▶ EXERCISE
Identify each line containing the word "Motor" and copy it.

▶ RECORDED INFORMATION
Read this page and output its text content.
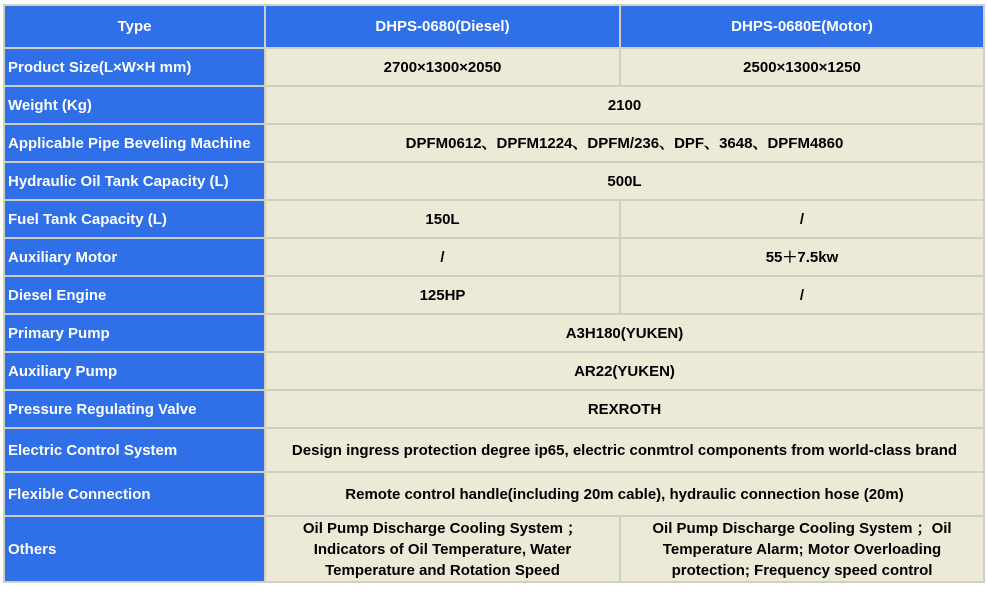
Type	DHPS-0680(Diesel)	DHPS-0680E(Motor)
Product Size(L×W×H mm)	2700×1300×2050	2500×1300×1250
Weight (Kg)	2100	
Applicable Pipe Beveling Machine	DPFM0612、DPFM1224、DPFM/236、DPF、3648、DPFM4860	
Hydraulic Oil Tank Capacity (L)	500L	
Fuel Tank Capacity (L)	150L	/
Auxiliary Motor	/	55＋7.5kw
Diesel Engine	125HP	/
Primary Pump	A3H180(YUKEN)	
Auxiliary Pump	AR22(YUKEN)	
Pressure Regulating Valve	REXROTH	
Electric Control System	Design ingress protection degree ip65, electric conmtrol components from world-class brand	
Flexible Connection	Remote control handle(including 20m cable), hydraulic connection hose (20m)	
Others	Oil Pump Discharge Cooling System ；Indicators of Oil Temperature, Water Temperature and Rotation Speed	Oil Pump Discharge Cooling System ；Oil Temperature Alarm; Motor Overloading protection; Frequency speed control
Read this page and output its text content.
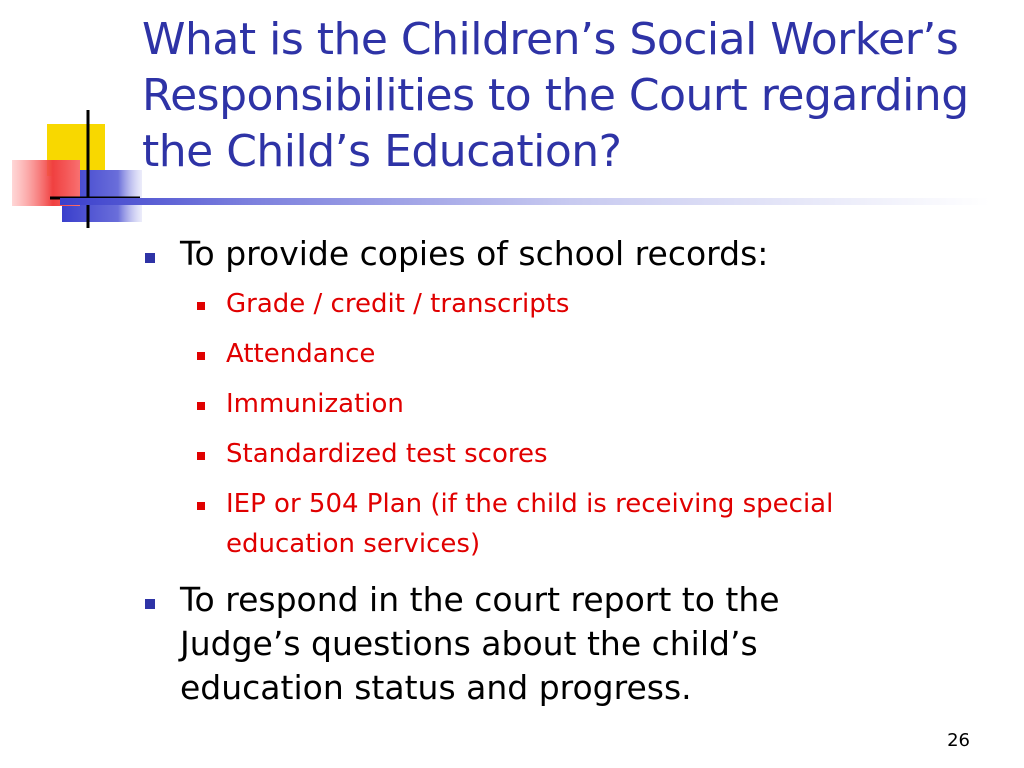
What is the Children’s Social Worker’s Responsibilities to the Court regarding the Child’s Education?
To provide copies of school records:
Grade / credit / transcripts
Attendance
Immunization
Standardized test scores
IEP or 504 Plan (if the child is receiving special education services)
To respond in the court report to the Judge’s questions about the child’s education status and progress.
26
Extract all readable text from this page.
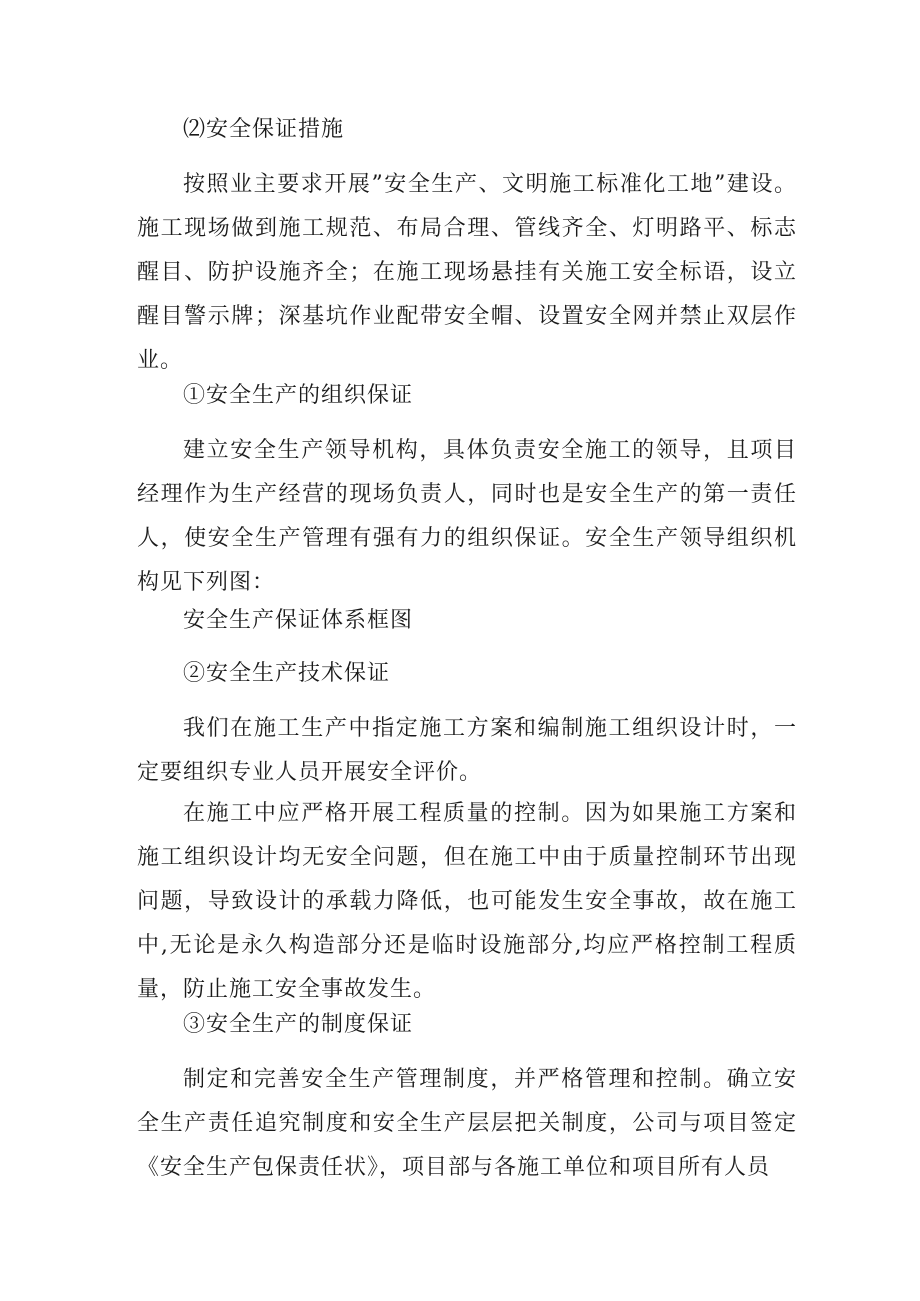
⑵安全保证措施

按照业主要求开展”安全生产、文明施工标准化工地”建设。施工现场做到施工规范、布局合理、管线齐全、灯明路平、标志醒目、防护设施齐全；在施工现场悬挂有关施工安全标语，设立醒目警示牌；深基坑作业配带安全帽、设置安全网并禁止双层作业。

①安全生产的组织保证

建立安全生产领导机构，具体负责安全施工的领导，且项目经理作为生产经营的现场负责人，同时也是安全生产的第一责任人，使安全生产管理有强有力的组织保证。安全生产领导组织机构见下列图：

安全生产保证体系框图

②安全生产技术保证

我们在施工生产中指定施工方案和编制施工组织设计时，一定要组织专业人员开展安全评价。

在施工中应严格开展工程质量的控制。因为如果施工方案和施工组织设计均无安全问题，但在施工中由于质量控制环节出现问题，导致设计的承载力降低，也可能发生安全事故，故在施工中,无论是永久构造部分还是临时设施部分,均应严格控制工程质量，防止施工安全事故发生。

③安全生产的制度保证

制定和完善安全生产管理制度，并严格管理和控制。确立安全生产责任追究制度和安全生产层层把关制度，公司与项目签定《安全生产包保责任状》，项目部与各施工单位和项目所有人员
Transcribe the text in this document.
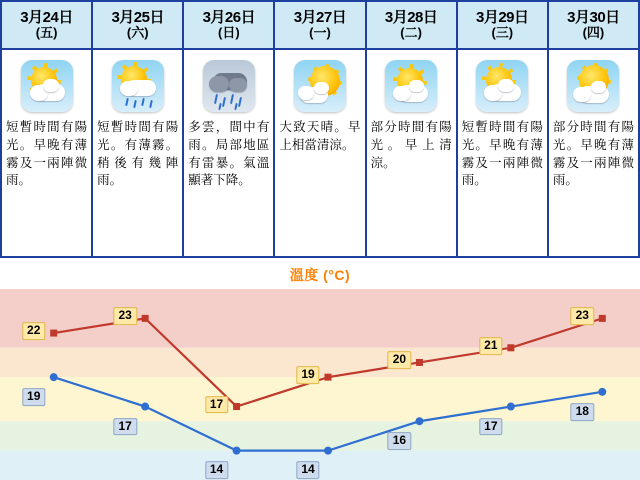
3月24日
(五)
短暫時間有陽光。早晚有薄霧及一兩陣微雨。
3月25日
(六)
短暫時間有陽光。有薄霧。稍後有幾陣雨。
3月26日
(日)
多雲，間中有雨。局部地區有雷暴。氣溫顯著下降。
3月27日
(一)
大致天晴。早上相當清涼。
3月28日
(二)
部分時間有陽光。早上清涼。
3月29日
(三)
短暫時間有陽光。早晚有薄霧及一兩陣微雨。
3月30日
(四)
部分時間有陽光。早晚有薄霧及一兩陣微雨。
溫度 (°C)
22
23
17
19
20
21
23
19
17
14	14
16
17
18
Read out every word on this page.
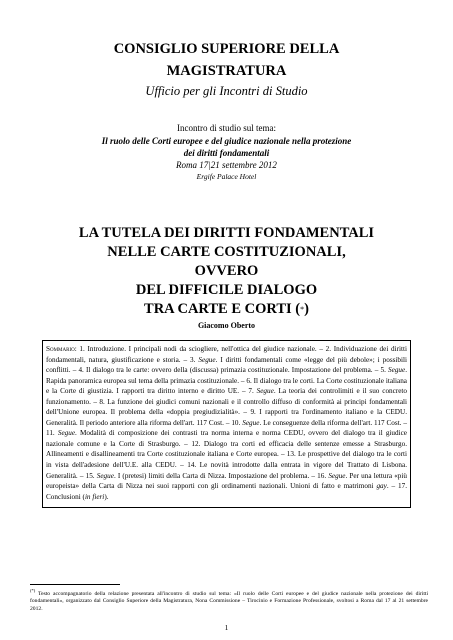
CONSIGLIO SUPERIORE DELLA
MAGISTRATURA
Ufficio per gli Incontri di Studio
Incontro di studio sul tema:
Il ruolo delle Corti europee e del giudice nazionale nella protezione
dei diritti fondamentali
Roma 17|21 settembre 2012
Ergife Palace Hotel
LA TUTELA DEI DIRITTI FONDAMENTALI
NELLE CARTE COSTITUZIONALI,
OVVERO
DEL DIFFICILE DIALOGO
TRA CARTE E CORTI (*)
Giacomo Oberto
Sommario: 1. Introduzione. I principali nodi da sciogliere, nell'ottica del giudice nazionale. – 2. Individuazione dei diritti fondamentali, natura, giustificazione e storia. – 3. Segue. I diritti fondamentali come «legge del più debole»; i possibili conflitti. – 4. Il dialogo tra le carte: ovvero della (discussa) primazia costituzionale. Impostazione del problema. – 5. Segue. Rapida panoramica europea sul tema della primazia costituzionale. – 6. Il dialogo tra le corti. La Corte costituzionale italiana e la Corte di giustizia. I rapporti tra diritto interno e diritto UE. – 7. Segue. La teoria dei controlimiti e il suo concreto funzionamento. – 8. La funzione dei giudici comuni nazionali e il controllo diffuso di conformità ai principi fondamentali dell'Unione europea. Il problema della «doppia pregiudizialità». – 9. I rapporti tra l'ordinamento italiano e la CEDU. Generalità. Il periodo anteriore alla riforma dell'art. 117 Cost. – 10. Segue. Le conseguenze della riforma dell'art. 117 Cost. – 11. Segue. Modalità di composizione dei contrasti tra norma interna e norma CEDU, ovvero del dialogo tra il giudice nazionale comune e la Corte di Strasburgo. – 12. Dialogo tra corti ed efficacia delle sentenze emesse a Strasburgo. Allineamenti e disallineamenti tra Corte costituzionale italiana e Corte europea. – 13. Le prospettive del dialogo tra le corti in vista dell'adesione dell'U.E. alla CEDU. – 14. Le novità introdotte dalla entrata in vigore del Trattato di Lisbona. Generalità. – 15. Segue. I (pretesi) limiti della Carta di Nizza. Impostazione del problema. – 16. Segue. Per una lettura «più europeista» della Carta di Nizza nei suoi rapporti con gli ordinamenti nazionali. Unioni di fatto e matrimoni gay. – 17. Conclusioni (in fieri).
(*) Testo accompagnatorio della relazione presentata all'incontro di studio sul tema: «Il ruolo delle Corti europee e del giudice nazionale nella protezione dei diritti fondamentali», organizzato dal Consiglio Superiore della Magistratura, Nona Commissione – Tirocinio e Formazione Professionale, svoltosi a Roma dal 17 al 21 settembre 2012.
1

▶ EXERCISE OUTPUT
Type	DHPS-0680(Diesel)	DHPS-0680E(Motor)
Auxiliary Motor	/	55＋7.5kw
Others	Oil Pump Discharge Cooling System ；Indicators of Oil Temperature, Water Temperature and Rotation Speed	Oil Pump Discharge Cooling System ；Oil Temperature Alarm; Motor Overloading protection; Frequency speed control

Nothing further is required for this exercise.